### Goal of the exercise
What is needed here is an exact copy of every entry.

--- Task data ---

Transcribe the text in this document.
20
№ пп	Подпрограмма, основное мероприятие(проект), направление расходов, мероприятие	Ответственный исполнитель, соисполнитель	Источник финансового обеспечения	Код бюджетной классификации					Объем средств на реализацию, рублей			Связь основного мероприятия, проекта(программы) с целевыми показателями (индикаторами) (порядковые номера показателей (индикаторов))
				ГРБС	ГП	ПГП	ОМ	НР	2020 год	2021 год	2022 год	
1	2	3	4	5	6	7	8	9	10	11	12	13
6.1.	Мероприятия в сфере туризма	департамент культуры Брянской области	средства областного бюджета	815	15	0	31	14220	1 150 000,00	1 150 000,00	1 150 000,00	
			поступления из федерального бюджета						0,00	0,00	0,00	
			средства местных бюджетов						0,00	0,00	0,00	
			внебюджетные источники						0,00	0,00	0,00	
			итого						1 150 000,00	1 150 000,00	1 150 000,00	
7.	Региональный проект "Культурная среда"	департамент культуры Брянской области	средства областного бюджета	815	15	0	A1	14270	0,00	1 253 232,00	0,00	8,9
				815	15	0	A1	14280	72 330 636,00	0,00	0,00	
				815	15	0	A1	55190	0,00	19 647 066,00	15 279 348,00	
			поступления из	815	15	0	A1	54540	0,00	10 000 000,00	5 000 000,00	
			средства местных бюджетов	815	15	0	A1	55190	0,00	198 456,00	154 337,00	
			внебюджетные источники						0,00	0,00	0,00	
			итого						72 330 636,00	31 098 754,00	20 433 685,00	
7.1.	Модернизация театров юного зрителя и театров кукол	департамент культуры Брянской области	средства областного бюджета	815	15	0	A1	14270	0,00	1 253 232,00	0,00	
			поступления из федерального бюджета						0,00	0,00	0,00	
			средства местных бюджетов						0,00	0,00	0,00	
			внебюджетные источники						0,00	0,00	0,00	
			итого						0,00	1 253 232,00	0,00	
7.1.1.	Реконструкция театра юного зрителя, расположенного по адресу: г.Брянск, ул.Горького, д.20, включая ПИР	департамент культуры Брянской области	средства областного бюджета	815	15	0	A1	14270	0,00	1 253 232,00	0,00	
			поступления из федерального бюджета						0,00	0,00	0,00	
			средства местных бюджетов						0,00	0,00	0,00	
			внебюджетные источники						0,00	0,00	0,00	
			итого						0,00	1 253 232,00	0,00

---

### Answer to the problem
Transcribe the text in this document.
20
№ пп	Подпрограмма, основное мероприятие(проект), направление расходов, мероприятие	Ответственный исполнитель, соисполнитель	Источник финансового обеспечения	Код бюджетной классификации					Объем средств на реализацию, рублей			Связь основного мероприятия, проекта(программы) с целевыми показателями (индикаторами) (порядковые номера показателей (индикаторов))
				ГРБС	ГП	ПГП	ОМ	НР	2020 год	2021 год	2022 год	
1	2	3	4	5	6	7	8	9	10	11	12	13
6.1.	Мероприятия в сфере туризма	департамент культуры Брянской области	средства областного бюджета	815	15	0	31	14220	1 150 000,00	1 150 000,00	1 150 000,00	
			поступления из федерального бюджета						0,00	0,00	0,00	
			средства местных бюджетов						0,00	0,00	0,00	
			внебюджетные источники						0,00	0,00	0,00	
			итого						1 150 000,00	1 150 000,00	1 150 000,00	
7.	Региональный проект "Культурная среда"	департамент культуры Брянской области	средства областного бюджета	815	15	0	A1	14270	0,00	1 253 232,00	0,00	8,9
				815	15	0	A1	14280	72 330 636,00	0,00	0,00	
				815	15	0	A1	55190	0,00	19 647 066,00	15 279 348,00	
			поступления из	815	15	0	A1	54540	0,00	10 000 000,00	5 000 000,00	
			средства местных бюджетов	815	15	0	A1	55190	0,00	198 456,00	154 337,00	
			внебюджетные источники						0,00	0,00	0,00	
			итого						72 330 636,00	31 098 754,00	20 433 685,00	
7.1.	Модернизация театров юного зрителя и театров кукол	департамент культуры Брянской области	средства областного бюджета	815	15	0	A1	14270	0,00	1 253 232,00	0,00	
			поступления из федерального бюджета						0,00	0,00	0,00	
			средства местных бюджетов						0,00	0,00	0,00	
			внебюджетные источники						0,00	0,00	0,00	
			итого						0,00	1 253 232,00	0,00	
7.1.1.	Реконструкция театра юного зрителя, расположенного по адресу: г.Брянск, ул.Горького, д.20, включая ПИР	департамент культуры Брянской области	средства областного бюджета	815	15	0	A1	14270	0,00	1 253 232,00	0,00	
			поступления из федерального бюджета						0,00	0,00	0,00	
			средства местных бюджетов						0,00	0,00	0,00	
			внебюджетные источники						0,00	0,00	0,00	
			итого						0,00	1 253 232,00	0,00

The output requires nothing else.